BEGIN Records supplied

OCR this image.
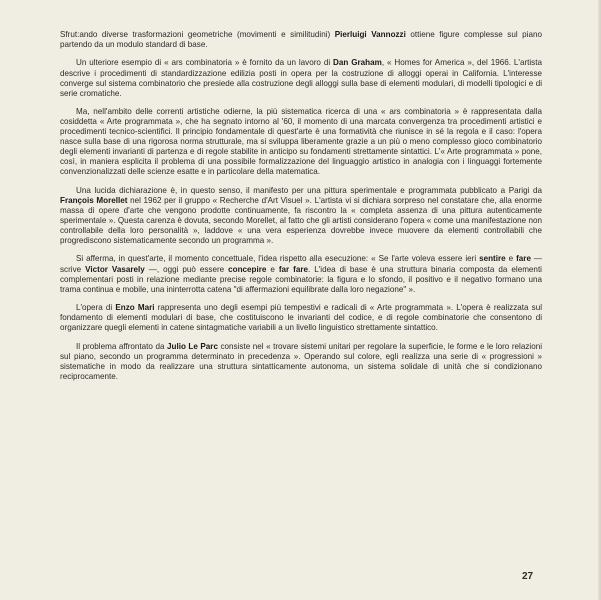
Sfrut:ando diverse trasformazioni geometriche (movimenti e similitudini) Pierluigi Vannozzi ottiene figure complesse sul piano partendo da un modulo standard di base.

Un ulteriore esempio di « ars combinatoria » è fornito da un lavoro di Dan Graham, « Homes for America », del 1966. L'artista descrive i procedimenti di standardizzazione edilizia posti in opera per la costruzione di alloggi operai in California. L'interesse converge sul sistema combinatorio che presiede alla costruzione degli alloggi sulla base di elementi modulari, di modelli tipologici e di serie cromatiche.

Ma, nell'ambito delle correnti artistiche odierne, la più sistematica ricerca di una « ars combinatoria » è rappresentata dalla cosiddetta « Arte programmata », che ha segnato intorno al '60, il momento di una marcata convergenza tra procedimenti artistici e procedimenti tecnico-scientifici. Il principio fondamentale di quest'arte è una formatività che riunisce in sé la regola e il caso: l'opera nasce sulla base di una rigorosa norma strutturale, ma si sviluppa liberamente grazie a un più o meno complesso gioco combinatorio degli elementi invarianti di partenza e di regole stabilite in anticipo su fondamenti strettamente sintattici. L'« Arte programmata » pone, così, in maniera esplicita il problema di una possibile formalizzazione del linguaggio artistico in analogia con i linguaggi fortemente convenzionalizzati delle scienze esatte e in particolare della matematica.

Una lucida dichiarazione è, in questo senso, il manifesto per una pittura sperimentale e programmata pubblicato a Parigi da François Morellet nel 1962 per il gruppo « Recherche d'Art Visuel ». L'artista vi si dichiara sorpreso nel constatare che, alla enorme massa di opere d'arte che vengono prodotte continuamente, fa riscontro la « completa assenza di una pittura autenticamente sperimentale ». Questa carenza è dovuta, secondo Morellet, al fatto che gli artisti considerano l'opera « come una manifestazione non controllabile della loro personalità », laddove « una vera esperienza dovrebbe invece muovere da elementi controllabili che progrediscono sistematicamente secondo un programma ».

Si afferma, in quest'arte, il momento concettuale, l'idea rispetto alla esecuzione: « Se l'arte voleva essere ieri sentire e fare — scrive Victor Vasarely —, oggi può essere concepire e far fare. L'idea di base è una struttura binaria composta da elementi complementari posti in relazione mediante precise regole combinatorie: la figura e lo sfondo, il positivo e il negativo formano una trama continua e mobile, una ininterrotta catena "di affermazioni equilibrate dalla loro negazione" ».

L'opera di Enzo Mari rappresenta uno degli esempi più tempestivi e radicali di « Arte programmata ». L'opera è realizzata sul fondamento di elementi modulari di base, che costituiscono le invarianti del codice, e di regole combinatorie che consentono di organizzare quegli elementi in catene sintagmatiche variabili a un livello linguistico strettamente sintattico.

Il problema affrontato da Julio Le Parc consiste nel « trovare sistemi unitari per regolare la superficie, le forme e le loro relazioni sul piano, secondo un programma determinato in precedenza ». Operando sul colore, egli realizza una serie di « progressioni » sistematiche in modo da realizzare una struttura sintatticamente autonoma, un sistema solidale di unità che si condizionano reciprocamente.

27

END Records supplied

## Request
Ignore the images and quote every line of the listing exactly.

## Full solution
OCR this image.
Sfrut:ando diverse trasformazioni geometriche (movimenti e similitudini) Pierluigi Vannozzi ottiene figure complesse sul piano partendo da un modulo standard di base.

Un ulteriore esempio di « ars combinatoria » è fornito da un lavoro di Dan Graham, « Homes for America », del 1966. L'artista descrive i procedimenti di standardizzazione edilizia posti in opera per la costruzione di alloggi operai in California. L'interesse converge sul sistema combinatorio che presiede alla costruzione degli alloggi sulla base di elementi modulari, di modelli tipologici e di serie cromatiche.

Ma, nell'ambito delle correnti artistiche odierne, la più sistematica ricerca di una « ars combinatoria » è rappresentata dalla cosiddetta « Arte programmata », che ha segnato intorno al '60, il momento di una marcata convergenza tra procedimenti artistici e procedimenti tecnico-scientifici. Il principio fondamentale di quest'arte è una formatività che riunisce in sé la regola e il caso: l'opera nasce sulla base di una rigorosa norma strutturale, ma si sviluppa liberamente grazie a un più o meno complesso gioco combinatorio degli elementi invarianti di partenza e di regole stabilite in anticipo su fondamenti strettamente sintattici. L'« Arte programmata » pone, così, in maniera esplicita il problema di una possibile formalizzazione del linguaggio artistico in analogia con i linguaggi fortemente convenzionalizzati delle scienze esatte e in particolare della matematica.

Una lucida dichiarazione è, in questo senso, il manifesto per una pittura sperimentale e programmata pubblicato a Parigi da François Morellet nel 1962 per il gruppo « Recherche d'Art Visuel ». L'artista vi si dichiara sorpreso nel constatare che, alla enorme massa di opere d'arte che vengono prodotte continuamente, fa riscontro la « completa assenza di una pittura autenticamente sperimentale ». Questa carenza è dovuta, secondo Morellet, al fatto che gli artisti considerano l'opera « come una manifestazione non controllabile della loro personalità », laddove « una vera esperienza dovrebbe invece muovere da elementi controllabili che progrediscono sistematicamente secondo un programma ».

Si afferma, in quest'arte, il momento concettuale, l'idea rispetto alla esecuzione: « Se l'arte voleva essere ieri sentire e fare — scrive Victor Vasarely —, oggi può essere concepire e far fare. L'idea di base è una struttura binaria composta da elementi complementari posti in relazione mediante precise regole combinatorie: la figura e lo sfondo, il positivo e il negativo formano una trama continua e mobile, una ininterrotta catena "di affermazioni equilibrate dalla loro negazione" ».

L'opera di Enzo Mari rappresenta uno degli esempi più tempestivi e radicali di « Arte programmata ». L'opera è realizzata sul fondamento di elementi modulari di base, che costituiscono le invarianti del codice, e di regole combinatorie che consentono di organizzare quegli elementi in catene sintagmatiche variabili a un livello linguistico strettamente sintattico.

Il problema affrontato da Julio Le Parc consiste nel « trovare sistemi unitari per regolare la superficie, le forme e le loro relazioni sul piano, secondo un programma determinato in precedenza ». Operando sul colore, egli realizza una serie di « progressioni » sistematiche in modo da realizzare una struttura sintatticamente autonoma, un sistema solidale di unità che si condizionano reciprocamente.

27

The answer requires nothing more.